[Items from a data source]
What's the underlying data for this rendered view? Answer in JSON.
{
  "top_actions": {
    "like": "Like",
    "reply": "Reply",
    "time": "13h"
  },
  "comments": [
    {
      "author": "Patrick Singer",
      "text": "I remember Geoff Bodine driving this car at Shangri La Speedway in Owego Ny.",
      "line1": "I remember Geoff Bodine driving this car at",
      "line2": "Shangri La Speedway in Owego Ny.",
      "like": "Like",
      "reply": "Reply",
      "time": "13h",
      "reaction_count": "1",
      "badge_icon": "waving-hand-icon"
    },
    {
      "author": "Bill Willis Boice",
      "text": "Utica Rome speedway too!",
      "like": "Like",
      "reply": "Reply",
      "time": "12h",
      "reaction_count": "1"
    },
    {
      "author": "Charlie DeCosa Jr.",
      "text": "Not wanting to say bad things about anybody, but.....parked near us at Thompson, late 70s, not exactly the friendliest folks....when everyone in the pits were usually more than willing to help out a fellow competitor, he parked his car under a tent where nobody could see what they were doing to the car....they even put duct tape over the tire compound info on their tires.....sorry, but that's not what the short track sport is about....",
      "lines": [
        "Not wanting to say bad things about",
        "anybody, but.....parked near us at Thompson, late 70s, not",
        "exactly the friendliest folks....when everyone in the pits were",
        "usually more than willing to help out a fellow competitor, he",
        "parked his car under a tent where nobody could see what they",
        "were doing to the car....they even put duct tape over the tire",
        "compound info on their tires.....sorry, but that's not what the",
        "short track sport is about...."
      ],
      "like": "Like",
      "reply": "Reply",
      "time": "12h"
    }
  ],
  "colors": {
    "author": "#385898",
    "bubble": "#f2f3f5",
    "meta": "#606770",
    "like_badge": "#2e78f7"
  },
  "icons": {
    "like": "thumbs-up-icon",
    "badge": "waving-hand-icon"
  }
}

## WHAT TO WORK ON
Extract all of the data above and output it character for character.

## WRITTEN REPLY
What's the underlying data for this rendered view? Answer in JSON.
{
  "top_actions": {
    "like": "Like",
    "reply": "Reply",
    "time": "13h"
  },
  "comments": [
    {
      "author": "Patrick Singer",
      "text": "I remember Geoff Bodine driving this car at Shangri La Speedway in Owego Ny.",
      "line1": "I remember Geoff Bodine driving this car at",
      "line2": "Shangri La Speedway in Owego Ny.",
      "like": "Like",
      "reply": "Reply",
      "time": "13h",
      "reaction_count": "1",
      "badge_icon": "waving-hand-icon"
    },
    {
      "author": "Bill Willis Boice",
      "text": "Utica Rome speedway too!",
      "like": "Like",
      "reply": "Reply",
      "time": "12h",
      "reaction_count": "1"
    },
    {
      "author": "Charlie DeCosa Jr.",
      "text": "Not wanting to say bad things about anybody, but.....parked near us at Thompson, late 70s, not exactly the friendliest folks....when everyone in the pits were usually more than willing to help out a fellow competitor, he parked his car under a tent where nobody could see what they were doing to the car....they even put duct tape over the tire compound info on their tires.....sorry, but that's not what the short track sport is about....",
      "lines": [
        "Not wanting to say bad things about",
        "anybody, but.....parked near us at Thompson, late 70s, not",
        "exactly the friendliest folks....when everyone in the pits were",
        "usually more than willing to help out a fellow competitor, he",
        "parked his car under a tent where nobody could see what they",
        "were doing to the car....they even put duct tape over the tire",
        "compound info on their tires.....sorry, but that's not what the",
        "short track sport is about...."
      ],
      "like": "Like",
      "reply": "Reply",
      "time": "12h"
    }
  ],
  "colors": {
    "author": "#385898",
    "bubble": "#f2f3f5",
    "meta": "#606770",
    "like_badge": "#2e78f7"
  },
  "icons": {
    "like": "thumbs-up-icon",
    "badge": "waving-hand-icon"
  }
}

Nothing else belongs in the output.